[Collected data]
------------------------------------------------

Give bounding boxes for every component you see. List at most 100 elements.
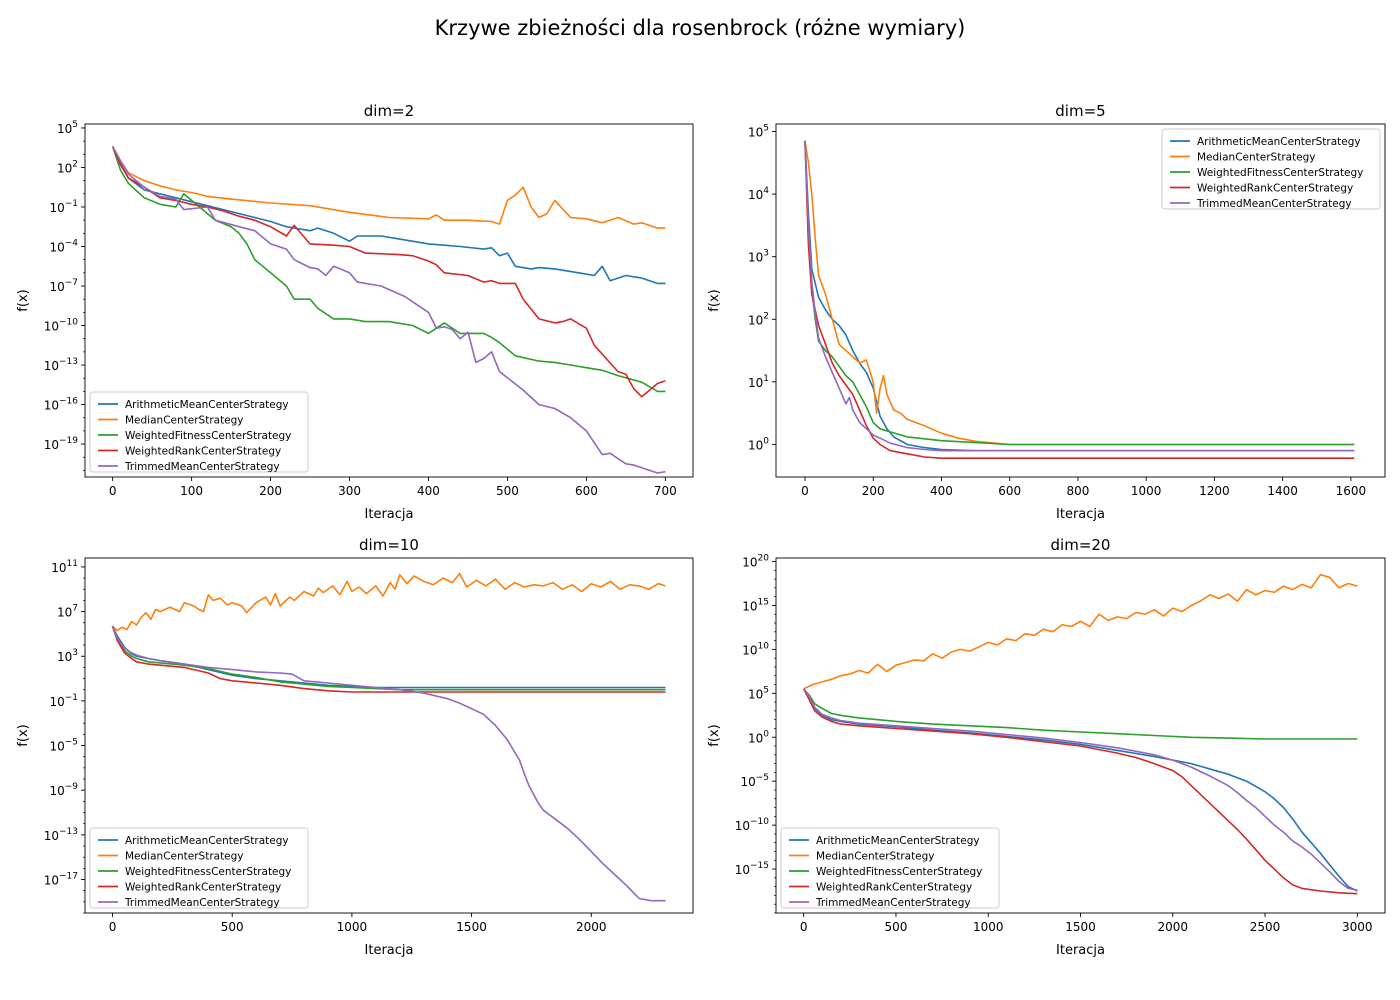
y-tick-label: 100 bbox=[748, 729, 769, 745]
legend-entry: WeightedRankCenterStrategy bbox=[1197, 183, 1353, 195]
legend-entry: ArithmeticMeanCenterStrategy bbox=[816, 835, 980, 847]
legend-entry: WeightedFitnessCenterStrategy bbox=[125, 866, 291, 878]
x-tick-label: 1400 bbox=[1267, 484, 1298, 498]
y-axis-label: f(x) bbox=[707, 289, 722, 311]
legend-entry: WeightedRankCenterStrategy bbox=[125, 882, 281, 894]
legend-entry: MedianCenterStrategy bbox=[1197, 152, 1316, 164]
subplot-2: 0 200 400 600 800 1000 1200 1400 1600 100 101 102 10… bbox=[707, 102, 1386, 522]
axes-frame bbox=[84, 123, 694, 478]
x-tick-label: 400 bbox=[417, 484, 440, 498]
series-line-ArithmeticMeanCenterStrategy bbox=[804, 140, 1355, 452]
series-line-ArithmeticMeanCenterStrategy bbox=[803, 688, 1358, 892]
y-tick-label: 101 bbox=[748, 374, 769, 390]
y-tick-label: 1015 bbox=[742, 597, 769, 613]
y-tick-label: 105 bbox=[748, 124, 769, 140]
x-tick-label: 700 bbox=[654, 484, 677, 498]
y-tick-label: 105 bbox=[748, 685, 769, 701]
legend-frame bbox=[89, 827, 309, 909]
y-tick-label: 10−10 bbox=[44, 318, 79, 334]
legend-entry: WeightedRankCenterStrategy bbox=[816, 882, 972, 894]
x-tick-label: 1600 bbox=[1336, 484, 1367, 498]
series-line-WeightedRankCenterStrategy bbox=[804, 140, 1355, 460]
legend: ArithmeticMeanCenterStrategy MedianCenter… bbox=[89, 827, 309, 909]
x-tick-label: 0 bbox=[801, 484, 809, 498]
legend: ArithmeticMeanCenterStrategy MedianCenter… bbox=[780, 827, 1000, 909]
legend-entry: MedianCenterStrategy bbox=[816, 851, 935, 863]
y-tick-label: 104 bbox=[748, 186, 769, 202]
series-group bbox=[111, 572, 666, 902]
series-line-MedianCenterStrategy bbox=[111, 572, 666, 632]
x-tick-label: 400 bbox=[930, 484, 953, 498]
y-tick-label: 10−10 bbox=[735, 817, 770, 833]
legend: ArithmeticMeanCenterStrategy MedianCenter… bbox=[89, 391, 309, 473]
y-tick-label: 10−13 bbox=[44, 357, 78, 373]
x-tick-label: 1500 bbox=[456, 920, 487, 934]
x-tick-label: 600 bbox=[575, 484, 598, 498]
x-axis-label: Iteracja bbox=[1056, 507, 1105, 522]
series-line-MedianCenterStrategy bbox=[804, 140, 1355, 446]
series-line-WeightedRankCenterStrategy bbox=[111, 146, 666, 398]
y-tick-label: 107 bbox=[57, 604, 78, 620]
y-tick-label: 10−15 bbox=[735, 861, 769, 877]
series-line-MedianCenterStrategy bbox=[111, 146, 666, 229]
x-tick-label: 2500 bbox=[1250, 920, 1281, 934]
series-group bbox=[111, 146, 666, 474]
subplot-title: dim=5 bbox=[1055, 102, 1105, 120]
series-line-TrimmedMeanCenterStrategy bbox=[111, 146, 666, 474]
legend-entry: ArithmeticMeanCenterStrategy bbox=[1197, 136, 1361, 148]
y-tick-label: 10−16 bbox=[44, 397, 79, 413]
y-axis-label: f(x) bbox=[707, 724, 722, 746]
series-line-WeightedFitnessCenterStrategy bbox=[111, 146, 666, 393]
legend-entry: TrimmedMeanCenterStrategy bbox=[1196, 198, 1352, 210]
series-line-WeightedFitnessCenterStrategy bbox=[803, 688, 1358, 740]
series-line-ArithmeticMeanCenterStrategy bbox=[111, 625, 666, 689]
x-tick-label: 1000 bbox=[337, 920, 368, 934]
x-tick-label: 500 bbox=[885, 920, 908, 934]
subplot-title: dim=10 bbox=[359, 536, 419, 554]
legend-entry: ArithmeticMeanCenterStrategy bbox=[125, 835, 289, 847]
legend-entry: WeightedFitnessCenterStrategy bbox=[125, 430, 291, 442]
legend-entry: WeightedFitnessCenterStrategy bbox=[1197, 167, 1363, 179]
x-tick-label: 500 bbox=[221, 920, 244, 934]
legend: ArithmeticMeanCenterStrategy MedianCenter… bbox=[1161, 128, 1381, 210]
subplot-3: 0 500 1000 1500 2000 1011 107 103 10−1 10−5 10−9 10… bbox=[16, 536, 694, 958]
x-tick-label: 1200 bbox=[1199, 484, 1230, 498]
x-axis-label: Iteracja bbox=[365, 507, 414, 522]
legend-entry: MedianCenterStrategy bbox=[125, 415, 244, 427]
y-axis-label: f(x) bbox=[16, 289, 31, 311]
figure-suptitle: Krzywe zbieżności dla rosenbrock (różne … bbox=[434, 16, 966, 40]
y-tick-label: 103 bbox=[748, 249, 769, 265]
legend-frame bbox=[89, 391, 309, 473]
series-group bbox=[804, 140, 1355, 460]
x-tick-label: 2000 bbox=[1157, 920, 1188, 934]
series-line-WeightedRankCenterStrategy bbox=[111, 625, 666, 693]
y-tick-label: 1020 bbox=[742, 554, 769, 570]
y-tick-label: 10−7 bbox=[49, 278, 78, 294]
x-tick-label: 0 bbox=[109, 484, 117, 498]
legend-entry: WeightedRankCenterStrategy bbox=[125, 446, 281, 458]
x-tick-label: 300 bbox=[338, 484, 361, 498]
x-tick-label: 3000 bbox=[1342, 920, 1373, 934]
x-tick-label: 200 bbox=[862, 484, 885, 498]
y-tick-label: 10−9 bbox=[49, 782, 78, 798]
y-tick-label: 102 bbox=[57, 159, 78, 175]
series-line-TrimmedMeanCenterStrategy bbox=[804, 140, 1355, 452]
axes-frame bbox=[84, 557, 694, 914]
series-group bbox=[802, 573, 1358, 895]
x-tick-label: 1000 bbox=[1131, 484, 1162, 498]
axes-frame bbox=[775, 123, 1386, 478]
legend-entry: MedianCenterStrategy bbox=[125, 851, 244, 863]
y-tick-label: 103 bbox=[57, 648, 78, 664]
x-tick-label: 600 bbox=[998, 484, 1021, 498]
y-tick-label: 10−5 bbox=[740, 773, 769, 789]
x-tick-label: 100 bbox=[180, 484, 203, 498]
x-tick-label: 1500 bbox=[1065, 920, 1096, 934]
legend-entry: WeightedFitnessCenterStrategy bbox=[816, 866, 982, 878]
legend-frame bbox=[780, 827, 1000, 909]
y-tick-label: 10−19 bbox=[44, 436, 79, 452]
x-tick-label: 2000 bbox=[576, 920, 607, 934]
x-axis-label: Iteracja bbox=[365, 943, 414, 958]
y-tick-label: 1010 bbox=[742, 641, 769, 657]
y-tick-label: 10−17 bbox=[44, 872, 78, 888]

------------------------------------------------

Challenge: Write out all of the listing above line for line, leaving out the pictures.

Output for this task:
Give bounding boxes for every component you see. List at most 100 elements.
y-tick-label: 100 bbox=[748, 729, 769, 745]
legend-entry: WeightedRankCenterStrategy bbox=[1197, 183, 1353, 195]
legend-entry: ArithmeticMeanCenterStrategy bbox=[816, 835, 980, 847]
legend-entry: WeightedFitnessCenterStrategy bbox=[125, 866, 291, 878]
x-tick-label: 1400 bbox=[1267, 484, 1298, 498]
y-axis-label: f(x) bbox=[707, 289, 722, 311]
legend-entry: WeightedRankCenterStrategy bbox=[125, 882, 281, 894]
legend-entry: MedianCenterStrategy bbox=[1197, 152, 1316, 164]
subplot-2: 0 200 400 600 800 1000 1200 1400 1600 100 101 102 10… bbox=[707, 102, 1386, 522]
axes-frame bbox=[84, 123, 694, 478]
x-tick-label: 400 bbox=[417, 484, 440, 498]
series-line-ArithmeticMeanCenterStrategy bbox=[804, 140, 1355, 452]
series-line-ArithmeticMeanCenterStrategy bbox=[803, 688, 1358, 892]
y-tick-label: 101 bbox=[748, 374, 769, 390]
y-tick-label: 1015 bbox=[742, 597, 769, 613]
y-tick-label: 105 bbox=[748, 124, 769, 140]
x-tick-label: 700 bbox=[654, 484, 677, 498]
y-tick-label: 105 bbox=[748, 685, 769, 701]
legend-frame bbox=[89, 827, 309, 909]
y-tick-label: 10−10 bbox=[44, 318, 79, 334]
legend-entry: WeightedRankCenterStrategy bbox=[816, 882, 972, 894]
x-tick-label: 1600 bbox=[1336, 484, 1367, 498]
series-line-WeightedRankCenterStrategy bbox=[804, 140, 1355, 460]
legend: ArithmeticMeanCenterStrategy MedianCenter… bbox=[89, 827, 309, 909]
x-tick-label: 0 bbox=[801, 484, 809, 498]
legend: ArithmeticMeanCenterStrategy MedianCenter… bbox=[780, 827, 1000, 909]
legend-entry: MedianCenterStrategy bbox=[816, 851, 935, 863]
y-tick-label: 104 bbox=[748, 186, 769, 202]
series-group bbox=[111, 572, 666, 902]
series-line-MedianCenterStrategy bbox=[111, 572, 666, 632]
x-tick-label: 400 bbox=[930, 484, 953, 498]
y-tick-label: 10−10 bbox=[735, 817, 770, 833]
legend: ArithmeticMeanCenterStrategy MedianCenter… bbox=[89, 391, 309, 473]
y-tick-label: 10−13 bbox=[44, 357, 78, 373]
x-tick-label: 1500 bbox=[456, 920, 487, 934]
x-tick-label: 600 bbox=[575, 484, 598, 498]
x-axis-label: Iteracja bbox=[1056, 507, 1105, 522]
series-line-MedianCenterStrategy bbox=[804, 140, 1355, 446]
series-line-WeightedRankCenterStrategy bbox=[111, 146, 666, 398]
y-tick-label: 107 bbox=[57, 604, 78, 620]
y-tick-label: 10−15 bbox=[735, 861, 769, 877]
series-line-MedianCenterStrategy bbox=[111, 146, 666, 229]
x-tick-label: 2500 bbox=[1250, 920, 1281, 934]
series-group bbox=[111, 146, 666, 474]
subplot-title: dim=5 bbox=[1055, 102, 1105, 120]
series-line-TrimmedMeanCenterStrategy bbox=[111, 146, 666, 474]
legend-entry: ArithmeticMeanCenterStrategy bbox=[1197, 136, 1361, 148]
y-tick-label: 10−16 bbox=[44, 397, 79, 413]
y-axis-label: f(x) bbox=[707, 724, 722, 746]
series-line-WeightedFitnessCenterStrategy bbox=[111, 146, 666, 393]
legend-entry: TrimmedMeanCenterStrategy bbox=[1196, 198, 1352, 210]
series-line-WeightedFitnessCenterStrategy bbox=[803, 688, 1358, 740]
series-line-ArithmeticMeanCenterStrategy bbox=[111, 625, 666, 689]
x-tick-label: 1000 bbox=[337, 920, 368, 934]
x-tick-label: 500 bbox=[885, 920, 908, 934]
subplot-title: dim=10 bbox=[359, 536, 419, 554]
legend-entry: ArithmeticMeanCenterStrategy bbox=[125, 835, 289, 847]
legend-entry: WeightedFitnessCenterStrategy bbox=[125, 430, 291, 442]
legend-entry: WeightedFitnessCenterStrategy bbox=[1197, 167, 1363, 179]
x-tick-label: 500 bbox=[221, 920, 244, 934]
legend: ArithmeticMeanCenterStrategy MedianCenter… bbox=[1161, 128, 1381, 210]
subplot-3: 0 500 1000 1500 2000 1011 107 103 10−1 10−5 10−9 10… bbox=[16, 536, 694, 958]
x-tick-label: 1200 bbox=[1199, 484, 1230, 498]
x-axis-label: Iteracja bbox=[365, 507, 414, 522]
legend-entry: MedianCenterStrategy bbox=[125, 415, 244, 427]
y-axis-label: f(x) bbox=[16, 289, 31, 311]
figure-suptitle: Krzywe zbieżności dla rosenbrock (różne … bbox=[434, 16, 966, 40]
y-tick-label: 103 bbox=[748, 249, 769, 265]
legend-frame bbox=[89, 391, 309, 473]
series-group bbox=[804, 140, 1355, 460]
x-tick-label: 2000 bbox=[1157, 920, 1188, 934]
series-line-WeightedRankCenterStrategy bbox=[111, 625, 666, 693]
y-tick-label: 1020 bbox=[742, 554, 769, 570]
y-tick-label: 10−7 bbox=[49, 278, 78, 294]
x-tick-label: 0 bbox=[109, 484, 117, 498]
legend-entry: WeightedRankCenterStrategy bbox=[125, 446, 281, 458]
x-tick-label: 300 bbox=[338, 484, 361, 498]
x-tick-label: 3000 bbox=[1342, 920, 1373, 934]
x-tick-label: 200 bbox=[862, 484, 885, 498]
y-tick-label: 10−9 bbox=[49, 782, 78, 798]
y-tick-label: 102 bbox=[57, 159, 78, 175]
series-line-TrimmedMeanCenterStrategy bbox=[804, 140, 1355, 452]
axes-frame bbox=[84, 557, 694, 914]
series-group bbox=[802, 573, 1358, 895]
x-tick-label: 1000 bbox=[1131, 484, 1162, 498]
axes-frame bbox=[775, 123, 1386, 478]
legend-entry: MedianCenterStrategy bbox=[125, 851, 244, 863]
y-tick-label: 103 bbox=[57, 648, 78, 664]
x-tick-label: 600 bbox=[998, 484, 1021, 498]
y-tick-label: 10−5 bbox=[740, 773, 769, 789]
x-tick-label: 100 bbox=[180, 484, 203, 498]
x-tick-label: 1500 bbox=[1065, 920, 1096, 934]
legend-entry: WeightedFitnessCenterStrategy bbox=[816, 866, 982, 878]
legend-frame bbox=[780, 827, 1000, 909]
y-tick-label: 10−19 bbox=[44, 436, 79, 452]
x-tick-label: 2000 bbox=[576, 920, 607, 934]
x-axis-label: Iteracja bbox=[365, 943, 414, 958]
y-tick-label: 1010 bbox=[742, 641, 769, 657]
y-tick-label: 10−17 bbox=[44, 872, 78, 888]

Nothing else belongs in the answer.